[Data entries]
+++++

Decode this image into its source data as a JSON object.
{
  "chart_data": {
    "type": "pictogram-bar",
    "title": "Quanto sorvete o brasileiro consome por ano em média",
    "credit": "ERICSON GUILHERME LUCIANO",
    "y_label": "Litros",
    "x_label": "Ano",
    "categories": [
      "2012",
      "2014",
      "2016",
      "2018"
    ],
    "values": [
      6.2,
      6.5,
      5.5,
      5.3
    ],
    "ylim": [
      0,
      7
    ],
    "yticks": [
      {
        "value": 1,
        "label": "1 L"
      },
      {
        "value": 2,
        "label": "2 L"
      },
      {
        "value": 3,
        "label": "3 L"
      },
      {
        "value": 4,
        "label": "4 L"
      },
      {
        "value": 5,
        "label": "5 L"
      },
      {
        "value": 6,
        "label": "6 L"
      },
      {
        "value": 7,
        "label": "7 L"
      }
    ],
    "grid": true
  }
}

+++++

# Objective
Quote each line of the listing above exactly.

# Worked answer
Decode this image into its source data as a JSON object.
{
  "chart_data": {
    "type": "pictogram-bar",
    "title": "Quanto sorvete o brasileiro consome por ano em média",
    "credit": "ERICSON GUILHERME LUCIANO",
    "y_label": "Litros",
    "x_label": "Ano",
    "categories": [
      "2012",
      "2014",
      "2016",
      "2018"
    ],
    "values": [
      6.2,
      6.5,
      5.5,
      5.3
    ],
    "ylim": [
      0,
      7
    ],
    "yticks": [
      {
        "value": 1,
        "label": "1 L"
      },
      {
        "value": 2,
        "label": "2 L"
      },
      {
        "value": 3,
        "label": "3 L"
      },
      {
        "value": 4,
        "label": "4 L"
      },
      {
        "value": 5,
        "label": "5 L"
      },
      {
        "value": 6,
        "label": "6 L"
      },
      {
        "value": 7,
        "label": "7 L"
      }
    ],
    "grid": true
  }
}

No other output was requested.